STATED PROBLEM
Repeat the data that follows, word for word, without the images.

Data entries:
= = = =
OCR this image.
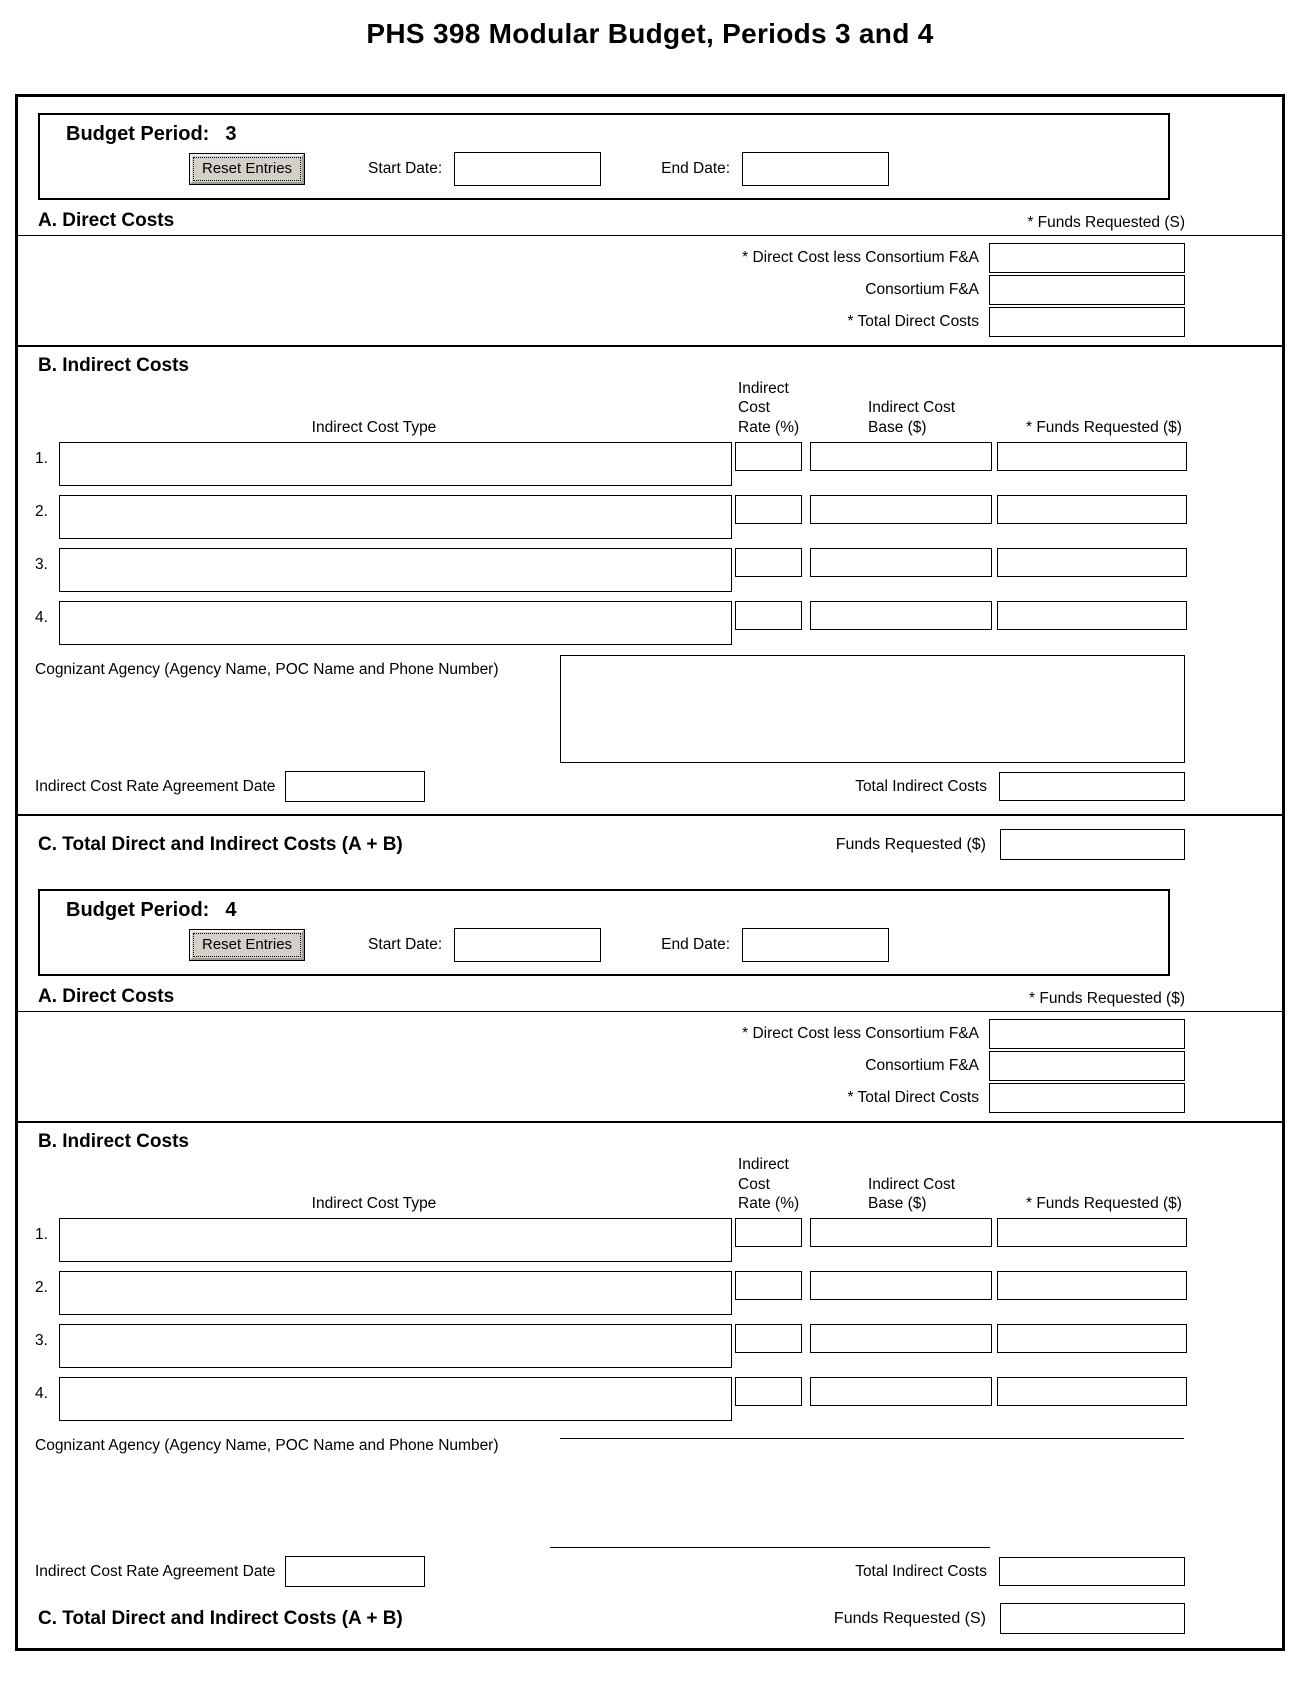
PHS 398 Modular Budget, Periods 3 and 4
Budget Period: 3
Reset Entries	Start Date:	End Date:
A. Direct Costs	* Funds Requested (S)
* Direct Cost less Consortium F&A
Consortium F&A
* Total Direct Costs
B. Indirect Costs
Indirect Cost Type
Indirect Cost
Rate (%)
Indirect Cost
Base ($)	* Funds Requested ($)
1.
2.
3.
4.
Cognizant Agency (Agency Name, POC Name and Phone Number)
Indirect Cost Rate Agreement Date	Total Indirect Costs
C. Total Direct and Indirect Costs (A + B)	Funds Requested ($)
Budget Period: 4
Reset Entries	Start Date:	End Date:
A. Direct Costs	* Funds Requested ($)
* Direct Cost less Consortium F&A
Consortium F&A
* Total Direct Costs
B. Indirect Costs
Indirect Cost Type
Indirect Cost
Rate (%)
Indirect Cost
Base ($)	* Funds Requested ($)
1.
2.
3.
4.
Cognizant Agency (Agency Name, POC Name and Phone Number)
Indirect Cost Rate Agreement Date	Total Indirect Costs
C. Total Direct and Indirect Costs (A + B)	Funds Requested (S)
= = = =
TASK RESPONSE
OCR this image.
PHS 398 Modular Budget, Periods 3 and 4
Budget Period: 3
Reset Entries	Start Date:	End Date:
A. Direct Costs	* Funds Requested (S)
* Direct Cost less Consortium F&A
Consortium F&A
* Total Direct Costs
B. Indirect Costs
Indirect Cost Type
Indirect Cost
Rate (%)
Indirect Cost
Base ($)	* Funds Requested ($)
1.
2.
3.
4.
Cognizant Agency (Agency Name, POC Name and Phone Number)
Indirect Cost Rate Agreement Date	Total Indirect Costs
C. Total Direct and Indirect Costs (A + B)	Funds Requested ($)
Budget Period: 4
Reset Entries	Start Date:	End Date:
A. Direct Costs	* Funds Requested ($)
* Direct Cost less Consortium F&A
Consortium F&A
* Total Direct Costs
B. Indirect Costs
Indirect Cost Type
Indirect Cost
Rate (%)
Indirect Cost
Base ($)	* Funds Requested ($)
1.
2.
3.
4.
Cognizant Agency (Agency Name, POC Name and Phone Number)
Indirect Cost Rate Agreement Date	Total Indirect Costs
C. Total Direct and Indirect Costs (A + B)	Funds Requested (S)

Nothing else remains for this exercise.